**DATA TO USE**
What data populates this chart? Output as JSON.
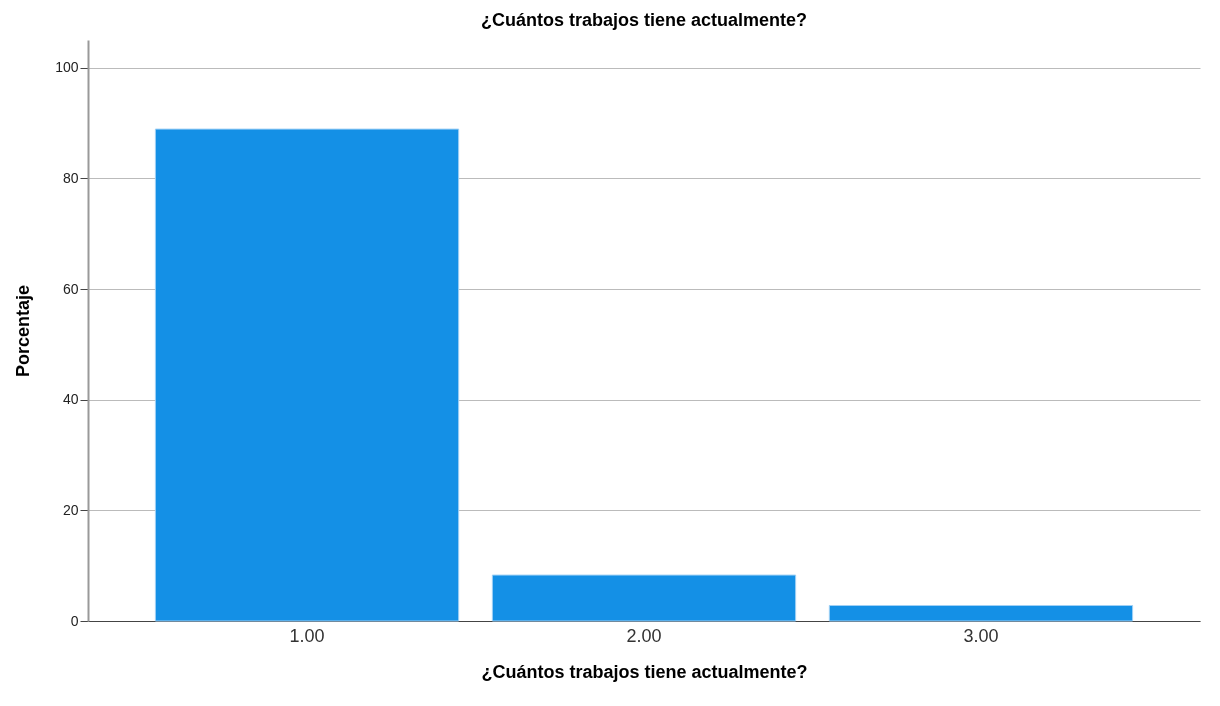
{
  "chart_data": {
    "type": "bar",
    "title": "¿Cuántos trabajos tiene actualmente?",
    "xlabel": "¿Cuántos trabajos tiene actualmente?",
    "ylabel": "Porcentaje",
    "categories": [
      "1.00",
      "2.00",
      "3.00"
    ],
    "values": [
      88.9,
      8.3,
      2.8
    ],
    "color": "#1490e6",
    "ylim": [
      0,
      105
    ],
    "yticks": [
      0,
      20,
      40,
      60,
      80,
      100
    ],
    "grid": "y"
  }
}
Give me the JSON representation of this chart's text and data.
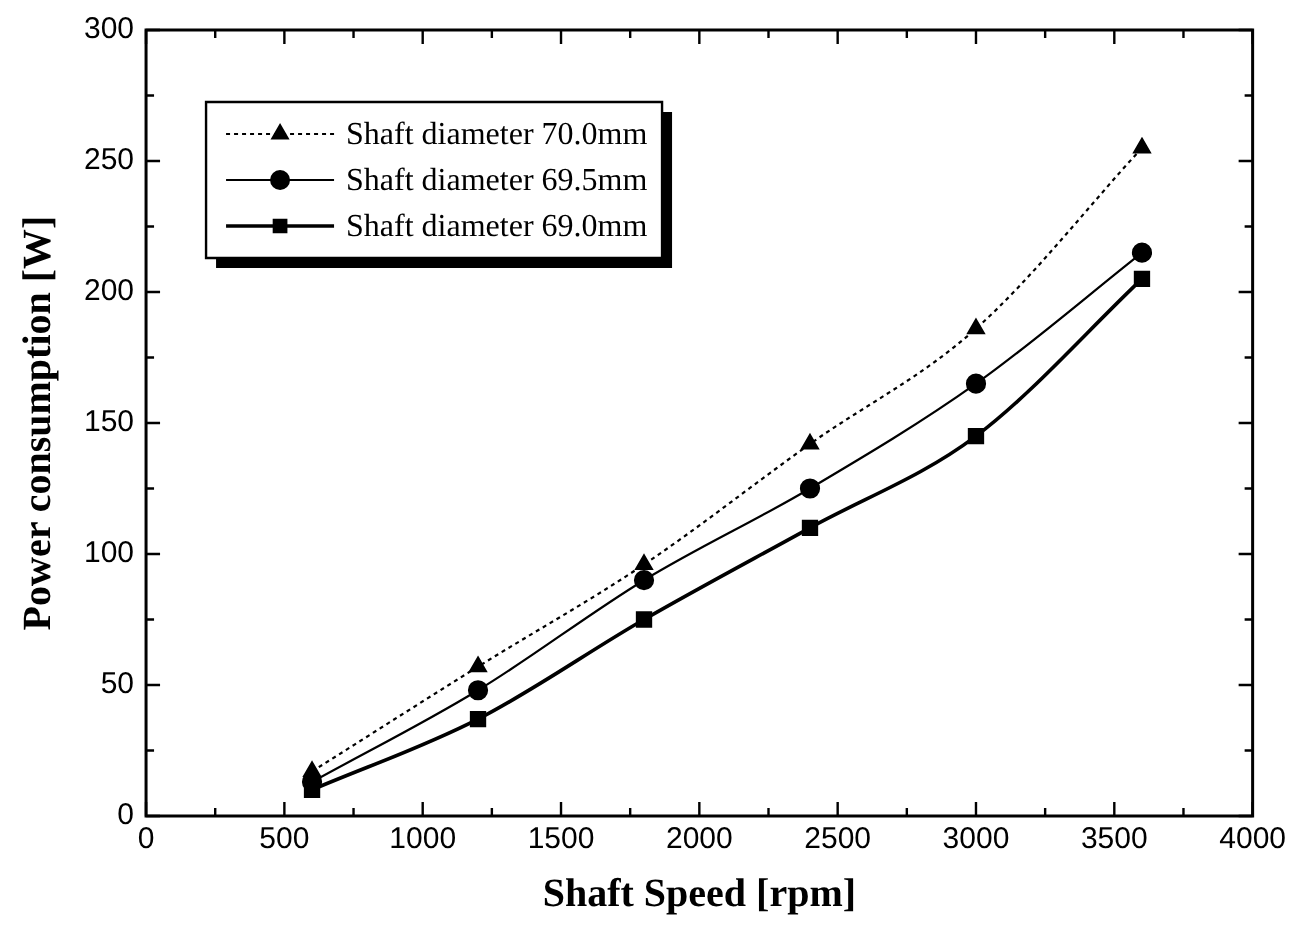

**SET PROBLEM**
Keep the pictures out and write out the records exactly.

**ANSWER TO THE EXERCISE**
What data populates this chart? Output as JSON.
{
  "chart_data": {
    "type": "bar",
    "title": "¿Cuántos trabajos tiene actualmente?",
    "xlabel": "¿Cuántos trabajos tiene actualmente?",
    "ylabel": "Porcentaje",
    "categories": [
      "1.00",
      "2.00",
      "3.00"
    ],
    "values": [
      88.9,
      8.3,
      2.8
    ],
    "color": "#1490e6",
    "ylim": [
      0,
      105
    ],
    "yticks": [
      0,
      20,
      40,
      60,
      80,
      100
    ],
    "grid": "y"
  }
}
Give me the JSON representation of this chart's text and data.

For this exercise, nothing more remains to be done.